DO THIS:
Quote all entries exactly, leaving pictures aside.

Entries from a dataset
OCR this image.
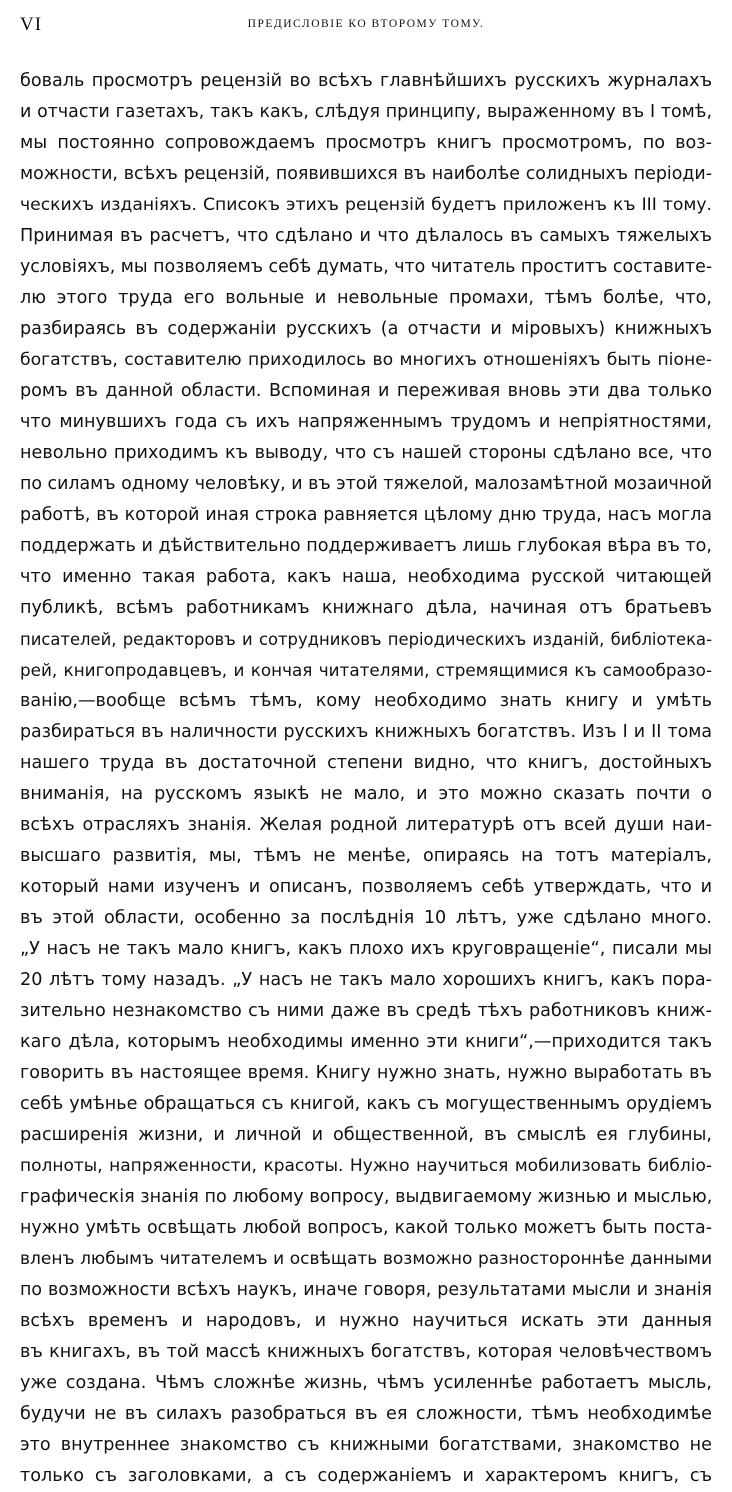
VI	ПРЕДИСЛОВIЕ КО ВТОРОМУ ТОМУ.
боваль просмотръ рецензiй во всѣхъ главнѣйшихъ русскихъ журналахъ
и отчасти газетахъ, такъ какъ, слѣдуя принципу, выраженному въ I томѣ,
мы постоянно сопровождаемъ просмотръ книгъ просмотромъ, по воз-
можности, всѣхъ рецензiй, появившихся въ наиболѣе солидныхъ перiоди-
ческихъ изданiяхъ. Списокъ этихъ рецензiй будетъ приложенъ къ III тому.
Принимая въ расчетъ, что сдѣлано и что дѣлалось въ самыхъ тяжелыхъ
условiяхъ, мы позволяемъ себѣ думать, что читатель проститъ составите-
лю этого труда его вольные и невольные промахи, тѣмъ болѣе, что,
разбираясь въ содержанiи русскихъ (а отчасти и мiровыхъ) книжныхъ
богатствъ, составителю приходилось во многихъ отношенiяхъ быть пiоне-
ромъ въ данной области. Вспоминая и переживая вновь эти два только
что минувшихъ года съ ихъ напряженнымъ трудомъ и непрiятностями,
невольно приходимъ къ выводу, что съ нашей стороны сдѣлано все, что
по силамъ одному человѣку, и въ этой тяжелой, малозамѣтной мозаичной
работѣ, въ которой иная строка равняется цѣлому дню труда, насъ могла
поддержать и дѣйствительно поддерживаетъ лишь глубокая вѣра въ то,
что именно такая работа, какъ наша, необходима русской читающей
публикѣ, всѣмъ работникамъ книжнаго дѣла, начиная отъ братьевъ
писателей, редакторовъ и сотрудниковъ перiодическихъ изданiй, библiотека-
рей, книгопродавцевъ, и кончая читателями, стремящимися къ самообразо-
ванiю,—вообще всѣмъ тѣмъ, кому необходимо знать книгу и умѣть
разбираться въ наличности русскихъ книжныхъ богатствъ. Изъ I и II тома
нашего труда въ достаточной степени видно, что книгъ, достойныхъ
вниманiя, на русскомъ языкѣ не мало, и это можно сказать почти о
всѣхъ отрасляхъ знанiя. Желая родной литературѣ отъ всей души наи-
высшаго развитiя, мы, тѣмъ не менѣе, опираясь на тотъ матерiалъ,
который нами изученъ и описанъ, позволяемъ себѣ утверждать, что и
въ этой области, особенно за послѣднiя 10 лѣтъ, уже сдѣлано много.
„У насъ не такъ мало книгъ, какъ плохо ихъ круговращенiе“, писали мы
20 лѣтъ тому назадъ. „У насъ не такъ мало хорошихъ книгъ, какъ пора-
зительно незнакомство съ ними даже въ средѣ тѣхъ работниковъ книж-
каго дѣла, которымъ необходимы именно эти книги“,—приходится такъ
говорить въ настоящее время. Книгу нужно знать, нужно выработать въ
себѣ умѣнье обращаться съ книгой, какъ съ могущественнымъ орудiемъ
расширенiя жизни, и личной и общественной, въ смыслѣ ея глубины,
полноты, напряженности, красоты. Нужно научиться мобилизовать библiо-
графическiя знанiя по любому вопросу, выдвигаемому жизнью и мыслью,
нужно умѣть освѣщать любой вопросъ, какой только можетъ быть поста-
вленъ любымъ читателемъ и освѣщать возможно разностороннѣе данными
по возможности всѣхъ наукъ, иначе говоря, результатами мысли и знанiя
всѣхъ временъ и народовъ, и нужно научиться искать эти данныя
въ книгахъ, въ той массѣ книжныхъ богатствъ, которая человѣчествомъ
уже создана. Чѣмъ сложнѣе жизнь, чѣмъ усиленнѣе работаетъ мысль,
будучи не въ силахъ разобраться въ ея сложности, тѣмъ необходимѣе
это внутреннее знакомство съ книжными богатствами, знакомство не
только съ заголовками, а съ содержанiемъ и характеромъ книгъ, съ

REPLY:
OCR this image.
VI	ПРЕДИСЛОВIЕ КО ВТОРОМУ ТОМУ.
боваль просмотръ рецензiй во всѣхъ главнѣйшихъ русскихъ журналахъ
и отчасти газетахъ, такъ какъ, слѣдуя принципу, выраженному въ I томѣ,
мы постоянно сопровождаемъ просмотръ книгъ просмотромъ, по воз-
можности, всѣхъ рецензiй, появившихся въ наиболѣе солидныхъ перiоди-
ческихъ изданiяхъ. Списокъ этихъ рецензiй будетъ приложенъ къ III тому.
Принимая въ расчетъ, что сдѣлано и что дѣлалось въ самыхъ тяжелыхъ
условiяхъ, мы позволяемъ себѣ думать, что читатель проститъ составите-
лю этого труда его вольные и невольные промахи, тѣмъ болѣе, что,
разбираясь въ содержанiи русскихъ (а отчасти и мiровыхъ) книжныхъ
богатствъ, составителю приходилось во многихъ отношенiяхъ быть пiоне-
ромъ въ данной области. Вспоминая и переживая вновь эти два только
что минувшихъ года съ ихъ напряженнымъ трудомъ и непрiятностями,
невольно приходимъ къ выводу, что съ нашей стороны сдѣлано все, что
по силамъ одному человѣку, и въ этой тяжелой, малозамѣтной мозаичной
работѣ, въ которой иная строка равняется цѣлому дню труда, насъ могла
поддержать и дѣйствительно поддерживаетъ лишь глубокая вѣра въ то,
что именно такая работа, какъ наша, необходима русской читающей
публикѣ, всѣмъ работникамъ книжнаго дѣла, начиная отъ братьевъ
писателей, редакторовъ и сотрудниковъ перiодическихъ изданiй, библiотека-
рей, книгопродавцевъ, и кончая читателями, стремящимися къ самообразо-
ванiю,—вообще всѣмъ тѣмъ, кому необходимо знать книгу и умѣть
разбираться въ наличности русскихъ книжныхъ богатствъ. Изъ I и II тома
нашего труда въ достаточной степени видно, что книгъ, достойныхъ
вниманiя, на русскомъ языкѣ не мало, и это можно сказать почти о
всѣхъ отрасляхъ знанiя. Желая родной литературѣ отъ всей души наи-
высшаго развитiя, мы, тѣмъ не менѣе, опираясь на тотъ матерiалъ,
который нами изученъ и описанъ, позволяемъ себѣ утверждать, что и
въ этой области, особенно за послѣднiя 10 лѣтъ, уже сдѣлано много.
„У насъ не такъ мало книгъ, какъ плохо ихъ круговращенiе“, писали мы
20 лѣтъ тому назадъ. „У насъ не такъ мало хорошихъ книгъ, какъ пора-
зительно незнакомство съ ними даже въ средѣ тѣхъ работниковъ книж-
каго дѣла, которымъ необходимы именно эти книги“,—приходится такъ
говорить въ настоящее время. Книгу нужно знать, нужно выработать въ
себѣ умѣнье обращаться съ книгой, какъ съ могущественнымъ орудiемъ
расширенiя жизни, и личной и общественной, въ смыслѣ ея глубины,
полноты, напряженности, красоты. Нужно научиться мобилизовать библiо-
графическiя знанiя по любому вопросу, выдвигаемому жизнью и мыслью,
нужно умѣть освѣщать любой вопросъ, какой только можетъ быть поста-
вленъ любымъ читателемъ и освѣщать возможно разностороннѣе данными
по возможности всѣхъ наукъ, иначе говоря, результатами мысли и знанiя
всѣхъ временъ и народовъ, и нужно научиться искать эти данныя
въ книгахъ, въ той массѣ книжныхъ богатствъ, которая человѣчествомъ
уже создана. Чѣмъ сложнѣе жизнь, чѣмъ усиленнѣе работаетъ мысль,
будучи не въ силахъ разобраться въ ея сложности, тѣмъ необходимѣе
это внутреннее знакомство съ книжными богатствами, знакомство не
только съ заголовками, а съ содержанiемъ и характеромъ книгъ, съ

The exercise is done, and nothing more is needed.